# Problem requirements
Return exactly the lines of the data below, from the one that contains "Transcribe this image's" through the final line, and leave out every picture.

# Material provided
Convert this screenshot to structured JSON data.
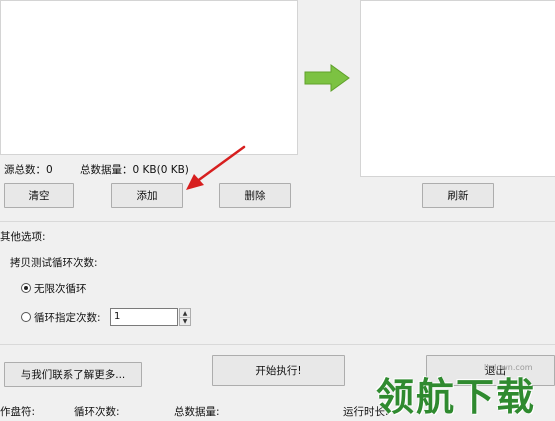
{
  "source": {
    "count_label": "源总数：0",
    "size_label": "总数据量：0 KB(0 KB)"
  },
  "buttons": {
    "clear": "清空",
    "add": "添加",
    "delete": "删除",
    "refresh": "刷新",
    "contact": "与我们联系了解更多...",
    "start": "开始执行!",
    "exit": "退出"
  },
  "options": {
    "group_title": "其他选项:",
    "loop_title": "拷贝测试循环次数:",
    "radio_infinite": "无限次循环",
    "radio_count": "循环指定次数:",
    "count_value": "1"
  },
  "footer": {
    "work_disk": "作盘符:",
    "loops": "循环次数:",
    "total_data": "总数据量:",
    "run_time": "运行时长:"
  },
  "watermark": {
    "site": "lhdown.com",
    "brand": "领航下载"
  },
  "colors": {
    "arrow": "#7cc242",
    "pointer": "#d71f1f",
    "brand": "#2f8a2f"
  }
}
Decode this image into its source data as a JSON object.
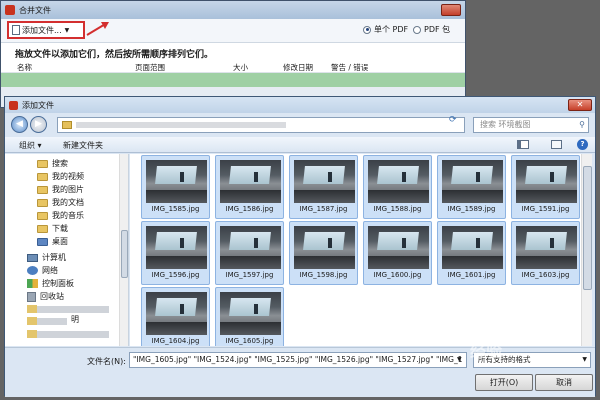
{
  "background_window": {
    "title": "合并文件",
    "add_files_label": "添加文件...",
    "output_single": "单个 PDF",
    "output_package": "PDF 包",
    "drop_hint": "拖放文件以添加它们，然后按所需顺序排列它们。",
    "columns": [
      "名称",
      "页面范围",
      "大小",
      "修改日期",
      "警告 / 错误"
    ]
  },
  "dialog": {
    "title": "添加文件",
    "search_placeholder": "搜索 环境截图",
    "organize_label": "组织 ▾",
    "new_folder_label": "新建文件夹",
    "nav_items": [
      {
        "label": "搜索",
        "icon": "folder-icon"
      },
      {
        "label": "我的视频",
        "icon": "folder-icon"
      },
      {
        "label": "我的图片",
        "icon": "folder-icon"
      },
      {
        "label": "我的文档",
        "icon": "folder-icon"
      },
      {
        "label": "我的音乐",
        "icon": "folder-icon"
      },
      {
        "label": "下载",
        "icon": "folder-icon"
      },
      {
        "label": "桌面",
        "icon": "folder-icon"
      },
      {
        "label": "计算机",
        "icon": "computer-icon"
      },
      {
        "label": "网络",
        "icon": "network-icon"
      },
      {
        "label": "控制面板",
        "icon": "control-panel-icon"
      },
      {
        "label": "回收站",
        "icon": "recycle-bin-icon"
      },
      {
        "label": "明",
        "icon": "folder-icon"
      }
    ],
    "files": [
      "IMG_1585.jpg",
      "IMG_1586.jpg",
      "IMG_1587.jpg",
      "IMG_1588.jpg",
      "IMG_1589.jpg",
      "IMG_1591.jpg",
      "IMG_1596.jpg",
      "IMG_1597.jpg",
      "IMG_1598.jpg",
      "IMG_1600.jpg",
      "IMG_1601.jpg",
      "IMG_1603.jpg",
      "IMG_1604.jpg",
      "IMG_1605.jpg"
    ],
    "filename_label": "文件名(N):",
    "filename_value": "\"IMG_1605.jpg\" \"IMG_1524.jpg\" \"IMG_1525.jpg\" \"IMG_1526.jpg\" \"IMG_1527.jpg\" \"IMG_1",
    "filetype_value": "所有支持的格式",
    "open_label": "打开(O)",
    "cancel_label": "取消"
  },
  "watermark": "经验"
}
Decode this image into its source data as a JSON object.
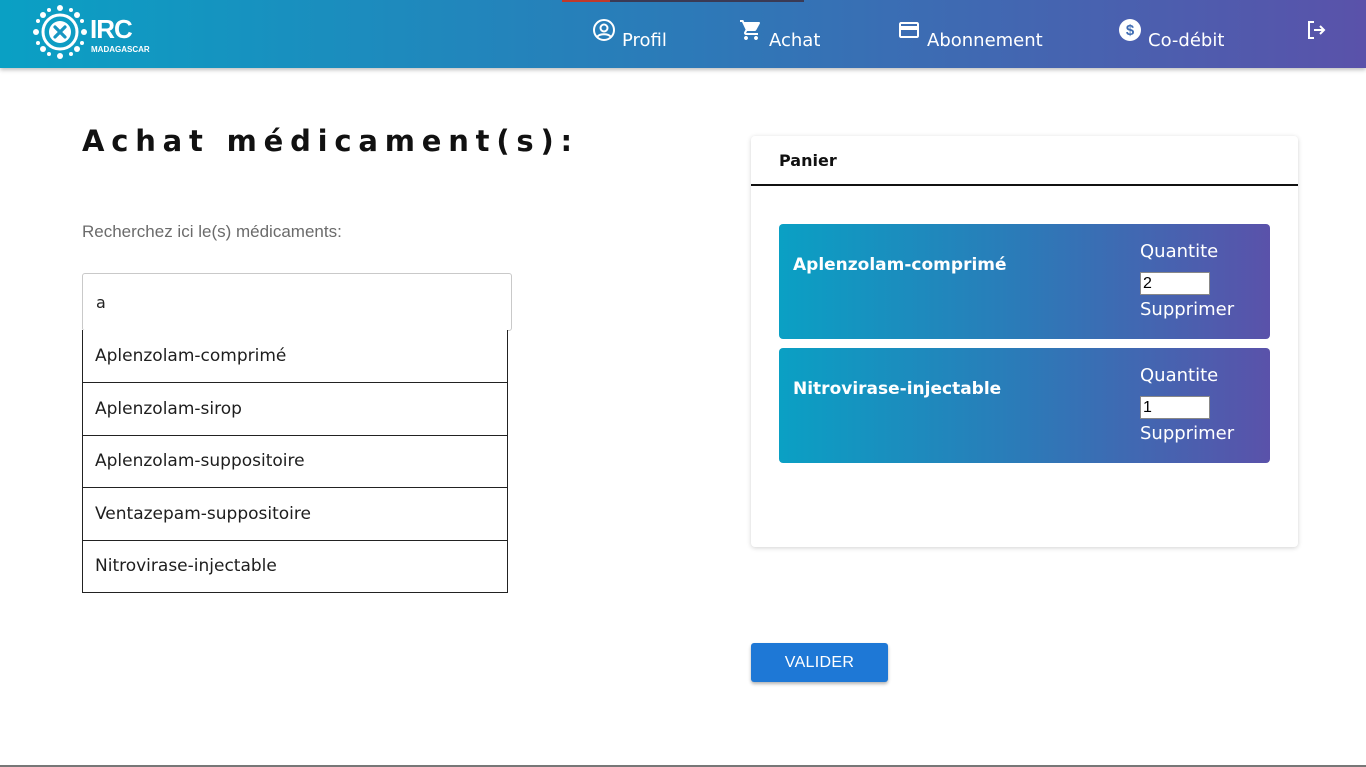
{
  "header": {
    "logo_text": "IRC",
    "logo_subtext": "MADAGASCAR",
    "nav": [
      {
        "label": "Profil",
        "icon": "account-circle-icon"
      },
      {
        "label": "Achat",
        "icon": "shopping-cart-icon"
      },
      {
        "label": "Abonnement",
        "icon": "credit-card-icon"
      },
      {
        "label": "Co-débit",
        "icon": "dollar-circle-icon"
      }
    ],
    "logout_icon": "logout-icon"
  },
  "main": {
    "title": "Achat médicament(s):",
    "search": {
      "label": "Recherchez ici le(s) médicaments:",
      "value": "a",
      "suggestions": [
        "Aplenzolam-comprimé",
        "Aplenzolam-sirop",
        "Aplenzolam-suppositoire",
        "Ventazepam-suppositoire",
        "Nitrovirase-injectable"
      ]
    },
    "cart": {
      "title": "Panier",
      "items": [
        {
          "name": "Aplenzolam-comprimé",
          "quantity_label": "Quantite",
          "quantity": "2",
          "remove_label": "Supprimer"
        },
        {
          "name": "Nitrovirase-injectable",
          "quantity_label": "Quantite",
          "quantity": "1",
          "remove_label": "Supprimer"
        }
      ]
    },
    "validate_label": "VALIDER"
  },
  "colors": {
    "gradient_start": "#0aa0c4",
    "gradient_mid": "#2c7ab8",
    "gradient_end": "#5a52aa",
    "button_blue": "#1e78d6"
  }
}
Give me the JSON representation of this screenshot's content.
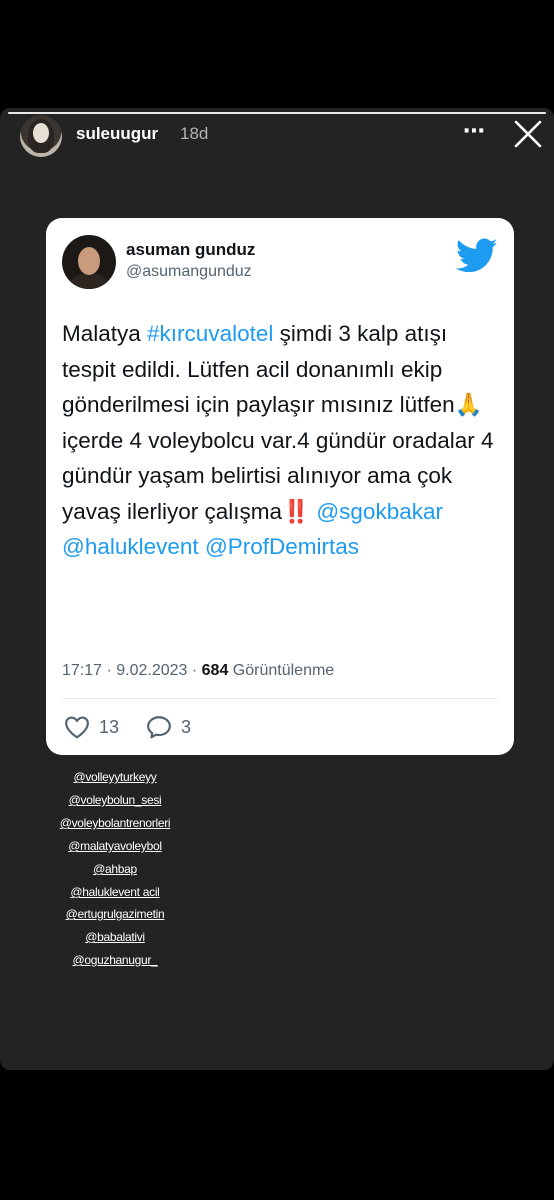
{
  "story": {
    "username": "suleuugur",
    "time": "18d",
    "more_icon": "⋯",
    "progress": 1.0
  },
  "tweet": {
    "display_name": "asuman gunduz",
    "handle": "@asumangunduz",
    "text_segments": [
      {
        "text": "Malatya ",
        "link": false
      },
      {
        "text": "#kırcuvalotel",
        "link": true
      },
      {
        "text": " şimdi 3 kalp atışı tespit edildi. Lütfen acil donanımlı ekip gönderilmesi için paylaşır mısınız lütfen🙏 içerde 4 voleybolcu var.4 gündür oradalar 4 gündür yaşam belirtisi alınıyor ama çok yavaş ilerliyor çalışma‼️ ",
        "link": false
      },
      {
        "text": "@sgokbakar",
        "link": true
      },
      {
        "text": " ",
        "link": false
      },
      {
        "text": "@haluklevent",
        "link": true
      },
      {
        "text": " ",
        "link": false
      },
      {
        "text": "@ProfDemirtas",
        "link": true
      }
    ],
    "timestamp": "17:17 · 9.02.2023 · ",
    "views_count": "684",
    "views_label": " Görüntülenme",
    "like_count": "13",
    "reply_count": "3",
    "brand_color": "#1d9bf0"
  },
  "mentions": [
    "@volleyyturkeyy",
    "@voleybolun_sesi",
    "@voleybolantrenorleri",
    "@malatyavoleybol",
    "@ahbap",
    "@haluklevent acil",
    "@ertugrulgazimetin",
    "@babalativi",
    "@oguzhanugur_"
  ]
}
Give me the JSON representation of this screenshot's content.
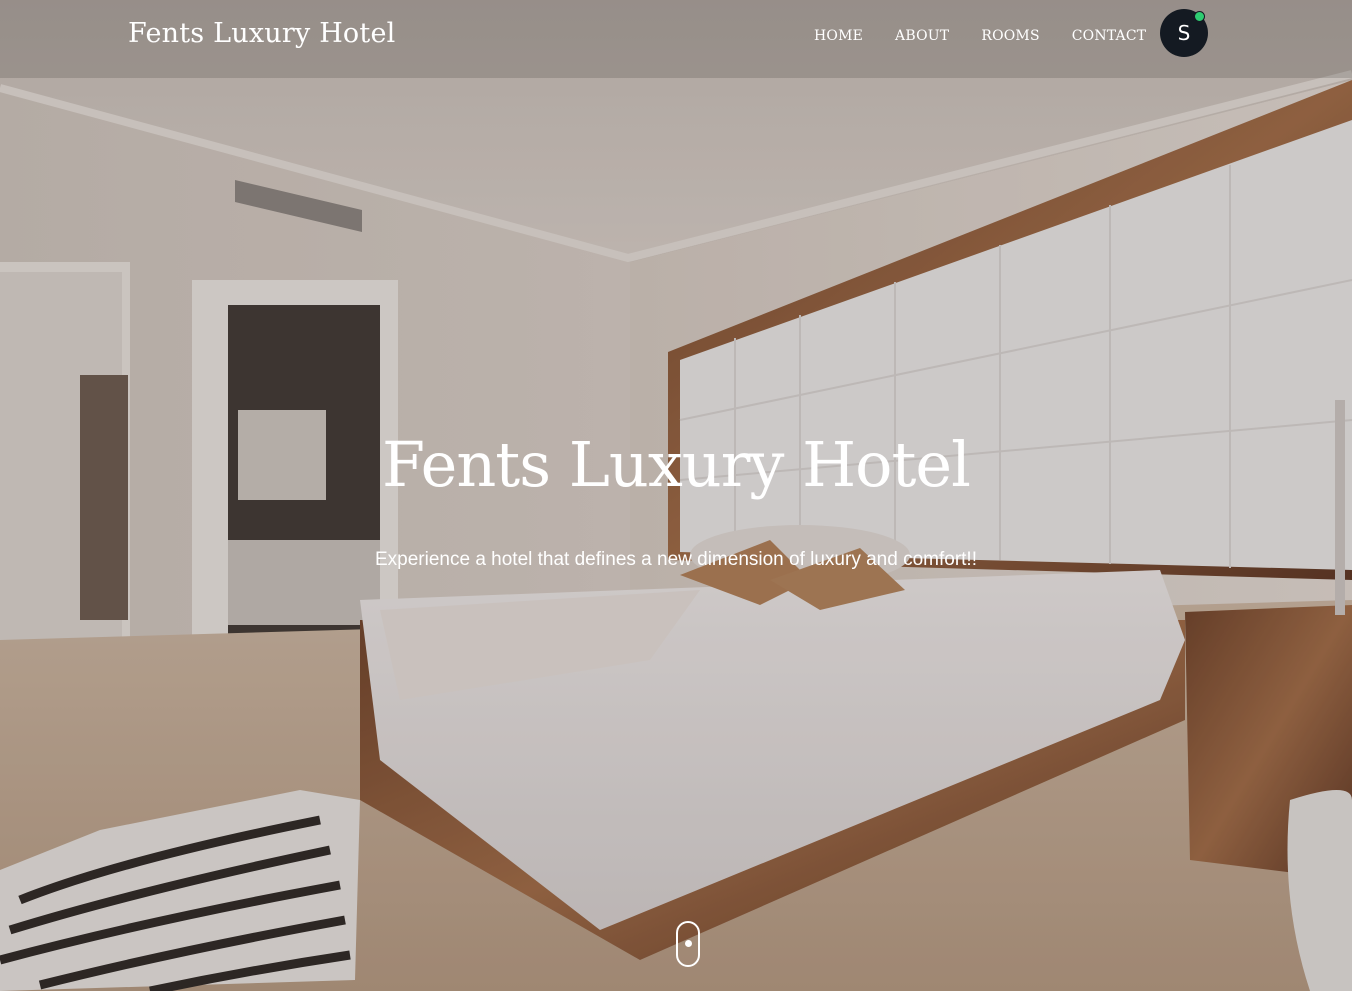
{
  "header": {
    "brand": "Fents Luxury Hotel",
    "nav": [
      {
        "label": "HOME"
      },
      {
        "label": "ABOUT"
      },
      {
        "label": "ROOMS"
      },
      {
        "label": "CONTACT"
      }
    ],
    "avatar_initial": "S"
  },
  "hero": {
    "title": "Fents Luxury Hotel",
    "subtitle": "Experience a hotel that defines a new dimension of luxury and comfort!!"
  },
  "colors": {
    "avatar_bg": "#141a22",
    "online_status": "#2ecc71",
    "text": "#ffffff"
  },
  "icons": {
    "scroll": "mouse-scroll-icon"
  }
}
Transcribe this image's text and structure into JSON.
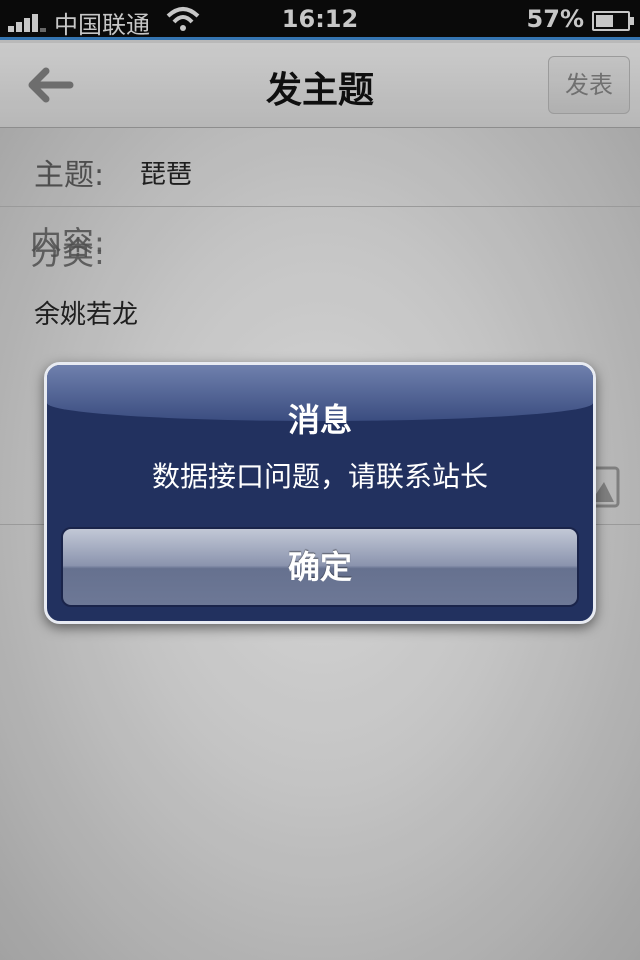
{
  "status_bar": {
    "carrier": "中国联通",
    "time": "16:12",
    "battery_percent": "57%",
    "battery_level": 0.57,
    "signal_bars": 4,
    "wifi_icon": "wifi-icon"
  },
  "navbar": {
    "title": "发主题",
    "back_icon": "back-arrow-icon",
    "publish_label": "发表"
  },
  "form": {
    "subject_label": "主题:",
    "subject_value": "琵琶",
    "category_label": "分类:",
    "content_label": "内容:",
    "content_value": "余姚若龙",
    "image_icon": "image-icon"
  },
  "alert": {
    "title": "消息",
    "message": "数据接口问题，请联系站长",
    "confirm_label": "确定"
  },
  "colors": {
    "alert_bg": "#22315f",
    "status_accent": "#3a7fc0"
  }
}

# Written response
Transcribe this image's text and structure into JSON.
{
  "status_bar": {
    "carrier": "中国联通",
    "time": "16:12",
    "battery_percent": "57%",
    "battery_level": 0.57,
    "signal_bars": 4,
    "wifi_icon": "wifi-icon"
  },
  "navbar": {
    "title": "发主题",
    "back_icon": "back-arrow-icon",
    "publish_label": "发表"
  },
  "form": {
    "subject_label": "主题:",
    "subject_value": "琵琶",
    "category_label": "分类:",
    "content_label": "内容:",
    "content_value": "余姚若龙",
    "image_icon": "image-icon"
  },
  "alert": {
    "title": "消息",
    "message": "数据接口问题，请联系站长",
    "confirm_label": "确定"
  },
  "colors": {
    "alert_bg": "#22315f",
    "status_accent": "#3a7fc0"
  }
}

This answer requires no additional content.